**TEXTO CITADO**
===============

No meu caso, eu consegui detectar que isso acontece em dois momentos específicos: quando estou planejando alguma coisa (campanha, evento, estratégia de alguma marca etc e tal) ou quando estou efetivamente apresentando, falando em público. Ou, melhor ainda, palestrando. Nem sempre foi assim, obviamente, mas também não dá pra parafrasear Chicó e dizer que "não sei, só sei que foi assim". Tá longe de ser uma receita de bolo e mais perto de ser algo mais "ah vá, é mesmo?".
Eu não gostava (ou achava que não gostava) de falar em público quando estava na escola. Os seminários que amedrontavam a maioria dos alunos, me assustavam, sim. Eu era bastante tímido, mas por algum motivo, eu me transformava quando estava frente à classe. Não tinha muito erro: era só falar aquilo que eu tinha estudado e boa, dava certo. Veio a faculdade e as situações só se repetiam. O lance é que eu comecei a perceber que talvez fosse bom naquilo. E que, na verdade, eu gostava, e muito, de falar em público.
Depois de formado, eu fui aprender, em curso maravilhoso ministrado pelo jornalista Celso Cardoso na Cásper Líbero, sobre técnicas para apresentação (especificamente para telejornalismo), mas coisas que me ensinaram muito para a vida toda. Desde como se portar em frente a uma câmera, como ler um teleprompter, improvisar quando as coisas não estão tão nos eixos assim, até como se posicionar, postar a voz e até mesmo respirar. Depois de se acostumar com a própria imagem no monitor de retorno ao ser filmado e ao som da nossa própria voz, inclusive, a vergonha e a timidez diminuem drasticamente.
Ainda fico nervoso e sempre vou ficar. Mas, uma vez começado o momento de falar, engato a segunda marcha, a terceira e por aí vai. De repente, nem percebo mais que está acontecendo. Eu sou uma pessoa que trabalha com comunicação e vive de, hmm, se comunicar. De certa forma, guiei minha carreira nessa direção, gosto de falar sobre o tema e sobre vários outros temas. Venho de uma maratona de vários dias viajando pelo Brasil para reuniões com clientes da firma, fazendo apresentações e muito relacionamento. Isso cansa - e vou falar mais sobre isso na parte dois desse texto.

===============

**EXERCÍCIO PROPOSTO A**
Como você resumiria em duas frases o texto sobre falar em público?
O texto e as entradas vêm de fontes distintas.

(Itens armazenados de uma coleção)
===============

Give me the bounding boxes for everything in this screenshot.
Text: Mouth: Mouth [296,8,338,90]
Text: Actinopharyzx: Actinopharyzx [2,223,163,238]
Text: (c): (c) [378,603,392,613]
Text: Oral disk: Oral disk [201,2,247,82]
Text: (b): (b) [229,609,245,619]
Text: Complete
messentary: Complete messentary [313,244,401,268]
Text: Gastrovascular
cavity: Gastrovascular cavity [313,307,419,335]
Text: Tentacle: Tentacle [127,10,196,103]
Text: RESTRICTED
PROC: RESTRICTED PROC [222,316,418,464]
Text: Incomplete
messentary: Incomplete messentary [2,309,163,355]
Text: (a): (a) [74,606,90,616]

===============

**EXERCÍCIO PROPOSTO B**
Você pode reescrever todas as entradas trocando "Text" por "Rótulo", sem alterar mais nada?

**RESULTADO DA TAREFA A**
Quem escreve conta que, apesar da timidez na escola, se transformava diante da classe nos seminários e percebeu na faculdade que gostava muito de falar em público. Um curso com o jornalista Celso Cardoso na Cásper Líbero ensinou técnicas de apresentação que reduziram a vergonha, e, embora o nervosismo continue, a fala flui depois que começa.

**RESULTADO DA TAREFA B**
Give me the bounding boxes for everything in this screenshot.
Rótulo: Mouth: Mouth [296,8,338,90]
Rótulo: Actinopharyzx: Actinopharyzx [2,223,163,238]
Rótulo: (c): (c) [378,603,392,613]
Rótulo: Oral disk: Oral disk [201,2,247,82]
Rótulo: (b): (b) [229,609,245,619]
Rótulo: Complete
messentary: Complete messentary [313,244,401,268]
Rótulo: Gastrovascular
cavity: Gastrovascular cavity [313,307,419,335]
Rótulo: Tentacle: Tentacle [127,10,196,103]
Rótulo: RESTRICTED
PROC: RESTRICTED PROC [222,316,418,464]
Rótulo: Incomplete
messentary: Incomplete messentary [2,309,163,355]
Rótulo: (a): (a) [74,606,90,616]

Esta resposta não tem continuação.